# [Records shown]
____

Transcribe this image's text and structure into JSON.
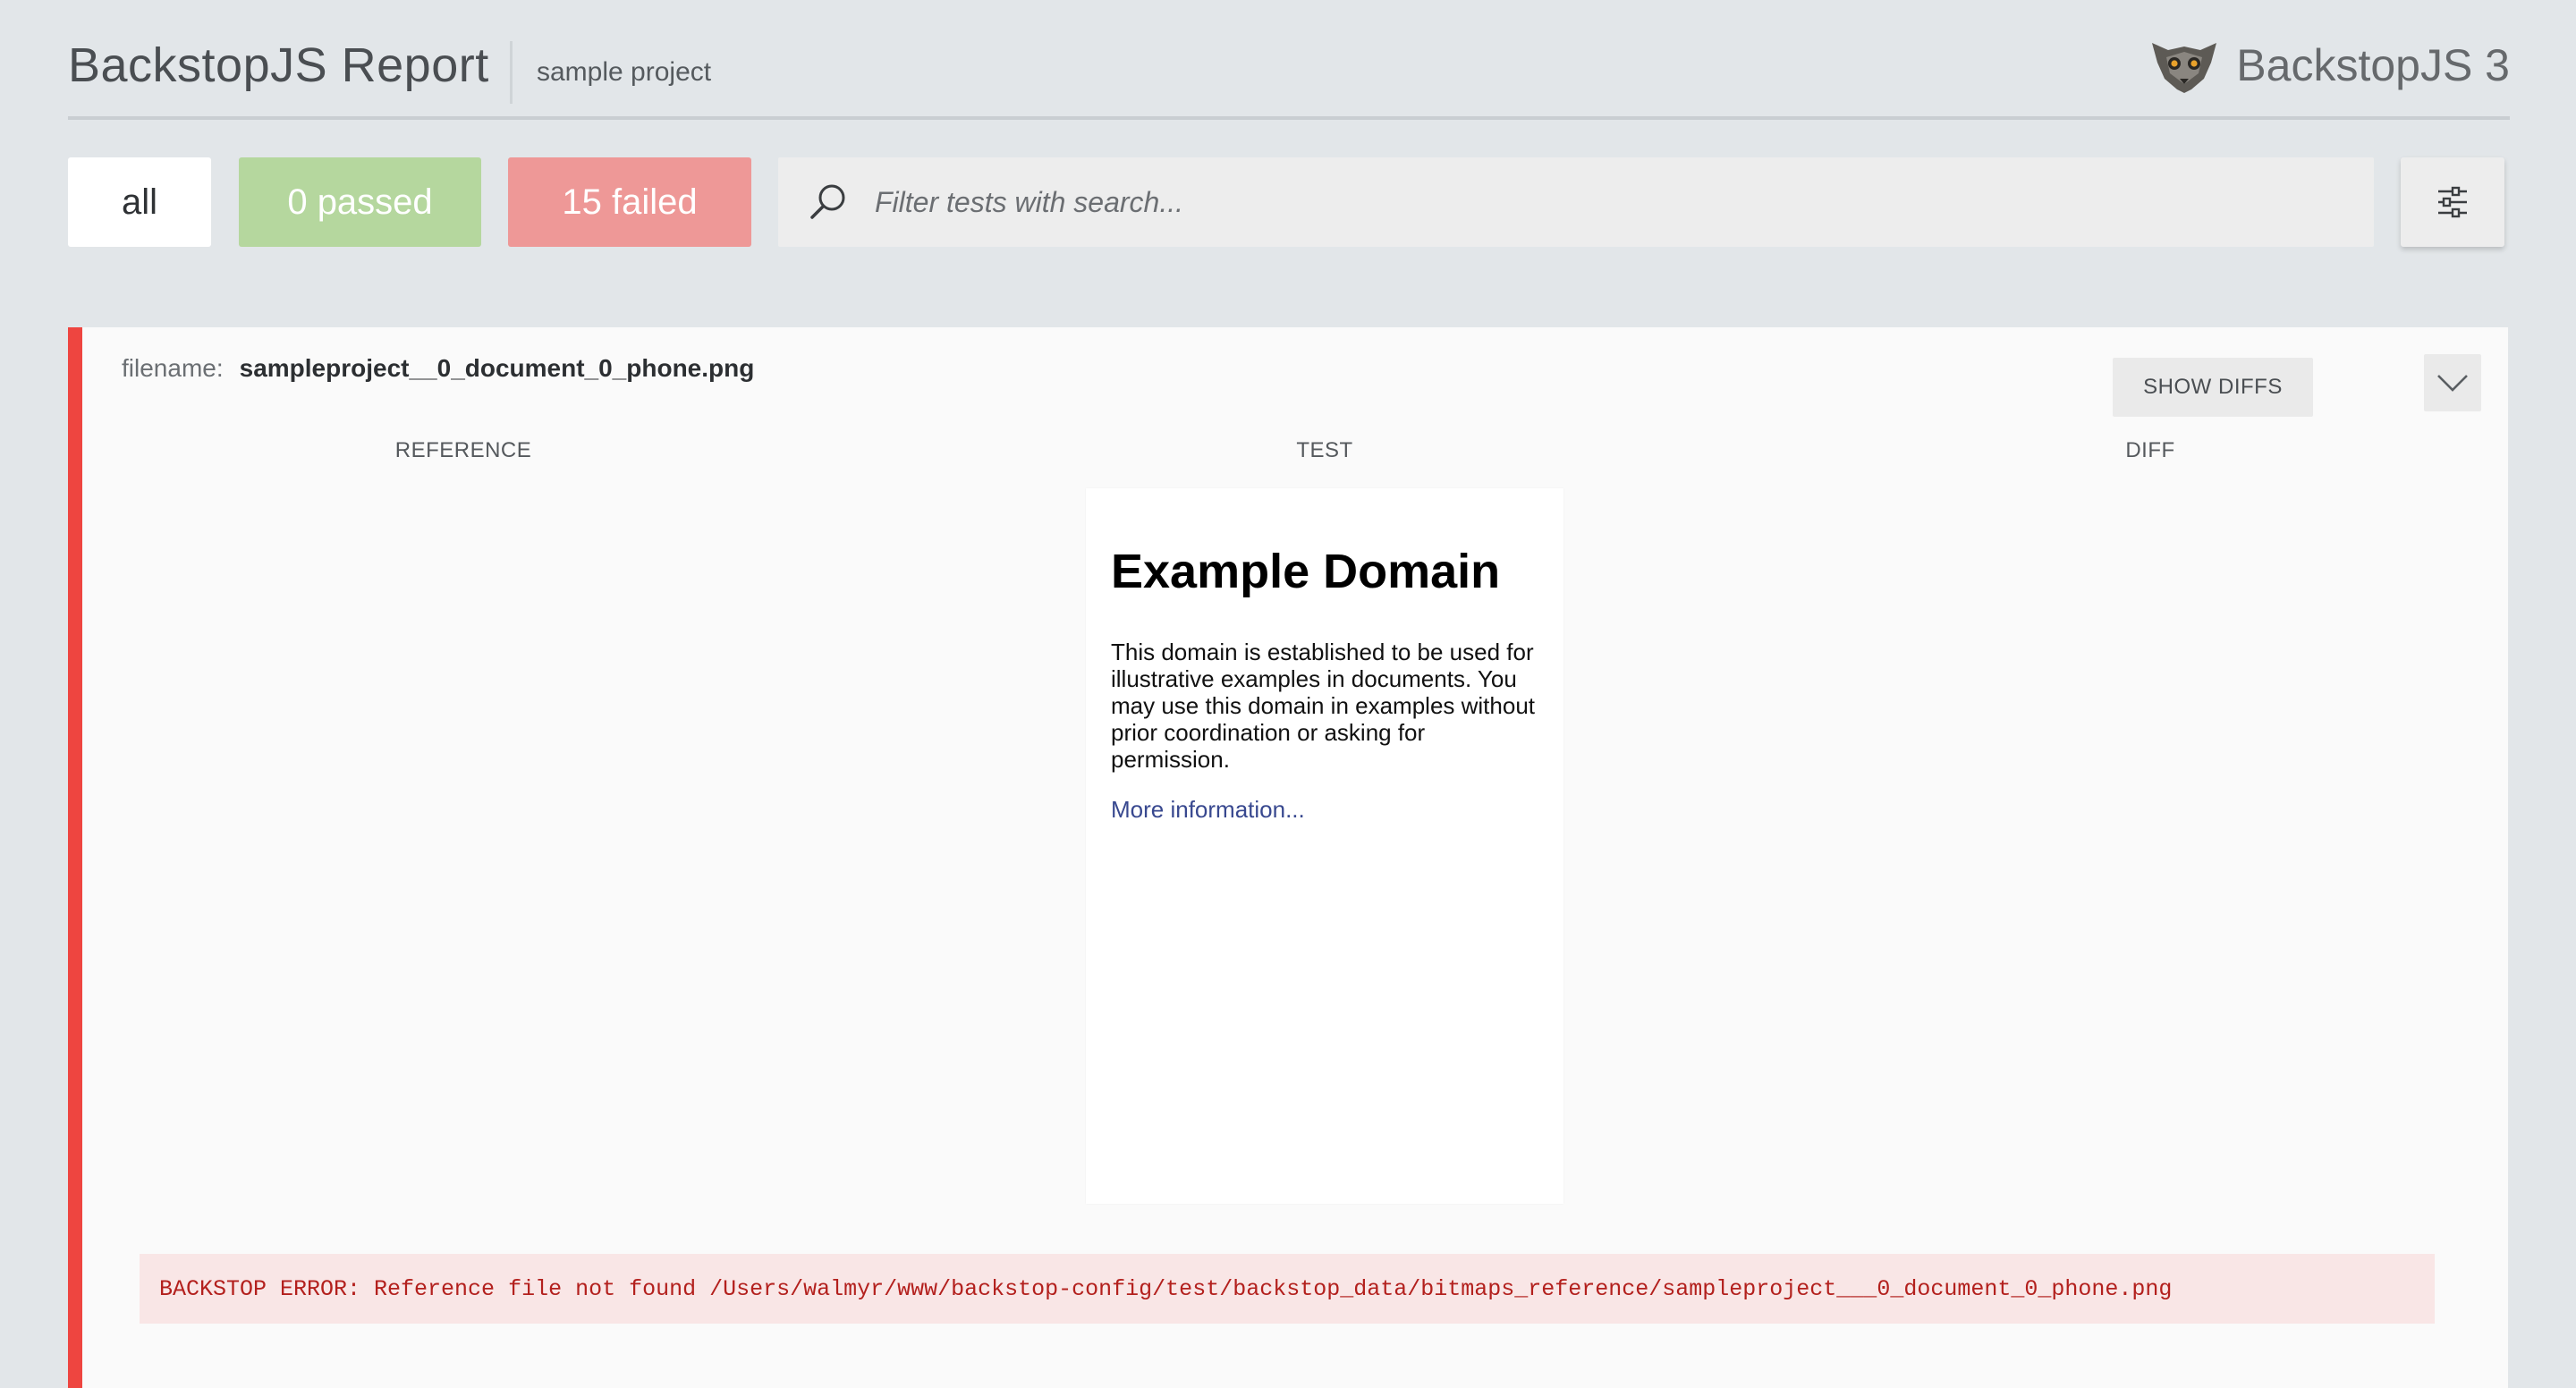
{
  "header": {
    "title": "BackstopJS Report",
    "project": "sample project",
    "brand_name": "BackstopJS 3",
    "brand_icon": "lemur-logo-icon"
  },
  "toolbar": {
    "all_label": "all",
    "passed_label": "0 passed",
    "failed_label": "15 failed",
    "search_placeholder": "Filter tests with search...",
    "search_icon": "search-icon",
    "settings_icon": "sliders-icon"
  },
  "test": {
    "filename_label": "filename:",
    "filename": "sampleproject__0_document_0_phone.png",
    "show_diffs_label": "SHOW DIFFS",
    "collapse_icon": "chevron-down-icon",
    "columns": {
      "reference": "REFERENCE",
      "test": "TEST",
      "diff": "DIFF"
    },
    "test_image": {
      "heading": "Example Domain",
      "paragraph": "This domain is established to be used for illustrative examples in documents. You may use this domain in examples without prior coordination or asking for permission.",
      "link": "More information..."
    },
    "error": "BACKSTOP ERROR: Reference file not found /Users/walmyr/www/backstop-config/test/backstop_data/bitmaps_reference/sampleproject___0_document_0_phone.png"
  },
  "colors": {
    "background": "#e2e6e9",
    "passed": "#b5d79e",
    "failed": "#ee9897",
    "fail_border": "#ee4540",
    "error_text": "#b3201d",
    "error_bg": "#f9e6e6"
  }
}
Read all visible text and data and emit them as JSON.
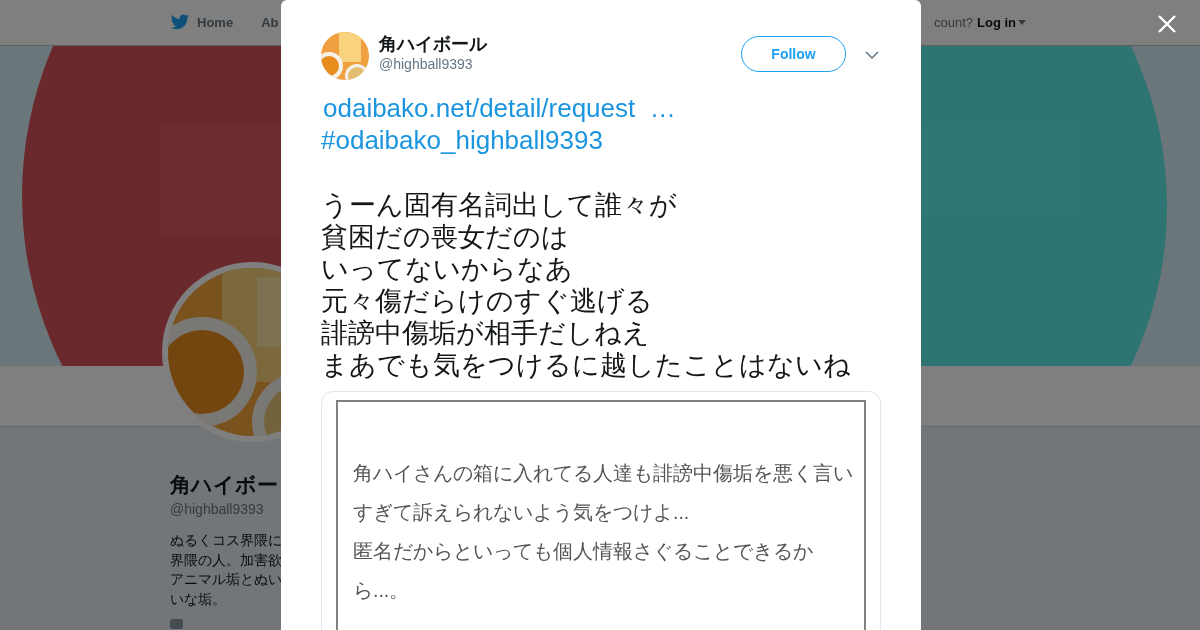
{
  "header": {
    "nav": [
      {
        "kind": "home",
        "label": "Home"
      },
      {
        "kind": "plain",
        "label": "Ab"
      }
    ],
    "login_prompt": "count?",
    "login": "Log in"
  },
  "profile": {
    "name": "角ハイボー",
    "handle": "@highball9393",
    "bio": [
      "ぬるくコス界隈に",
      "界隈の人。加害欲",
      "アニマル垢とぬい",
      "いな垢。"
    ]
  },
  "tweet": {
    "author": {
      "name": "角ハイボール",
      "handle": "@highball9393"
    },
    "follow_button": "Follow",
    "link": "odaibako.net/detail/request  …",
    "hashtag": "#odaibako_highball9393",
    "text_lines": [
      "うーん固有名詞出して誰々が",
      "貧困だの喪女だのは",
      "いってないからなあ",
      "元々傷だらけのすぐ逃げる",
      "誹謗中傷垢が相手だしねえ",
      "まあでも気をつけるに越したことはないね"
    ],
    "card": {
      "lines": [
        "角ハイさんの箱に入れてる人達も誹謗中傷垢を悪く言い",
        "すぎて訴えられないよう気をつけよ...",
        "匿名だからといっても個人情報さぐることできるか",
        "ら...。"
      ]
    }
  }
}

____

# [Written task]
Copy each line that contains the word "search".

# [Output for this exercise]
    "search_placeholder": "Filter tests with search...",
    "search_icon": "search-icon",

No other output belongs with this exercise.